* [List of tasks]:
(a) In the blog post about the pulp spec script, what daily page target has the writer been following?
(b) Using the blog post about the pulp spec script, explain why the writer combined elements of two sequences and what this change achieved.

* [Article]:
______

The goodness of just over 50 percent

March 14, 2017
writer

That was just the warmup

A most pleasant update to report regarding progress on the pulp spec: the point of no return has been reached (and even slightly surpassed).

Something incredibly significant has just happened to my protagonist, and everything between here and the end of the story is not only about answering the central question and everything connected to it, but also dealing with this important new development, which is also tied in to the main storyline.

From here on in, the stakes are consistently rising and my protagonist’s situation will continue to get more and more difficult.

As it should be.

Fortunately, a lot of these details were mapped out during the outlining process, which has once again proven to be extremely helpful. But even that’s not written in stone; one big sequence was deemed too similar to another, so the relevant elements of both were combined, which actually helped tighten things up on several levels.

To be perfectly honest, there’s not much I can gripe about regarding working on this script. It’s in a genre I love; this was always “something I would want to see.” I’ve made a real effort to make this an exciting read, both in terms of story and how it actually reads.

Like with some of my previous projects, I’m continuing to have a fantastic time writing it, and hopefully that excitement and enthusiasm will be evident on the page.

Sure, the ongoing plan of 2-3 pages a day has been slightly off, so it’s taking a bit longer than originally anticipated, but that’s par for the course for me. But every writing session, no matter how long or short, gets me a little more further along.

Today, the midpoint. Next up – pushing my way forward to the next plot point, which is about halfway through the second act of Act Two.

______

* [Material]:
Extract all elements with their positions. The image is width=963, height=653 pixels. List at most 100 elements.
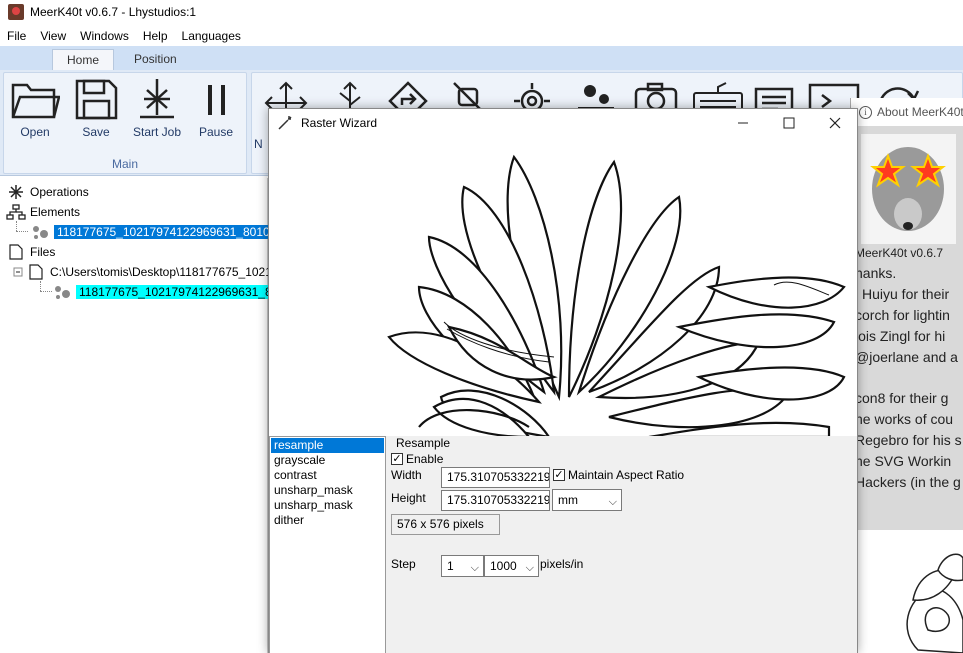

______

* [Answers to the exercises]:
(a) The plan has been 2-3 pages a day.

(b) One big sequence was judged too similar to another, so the relevant elements of both were merged into one. According to the writer, this helped tighten things up on several levels.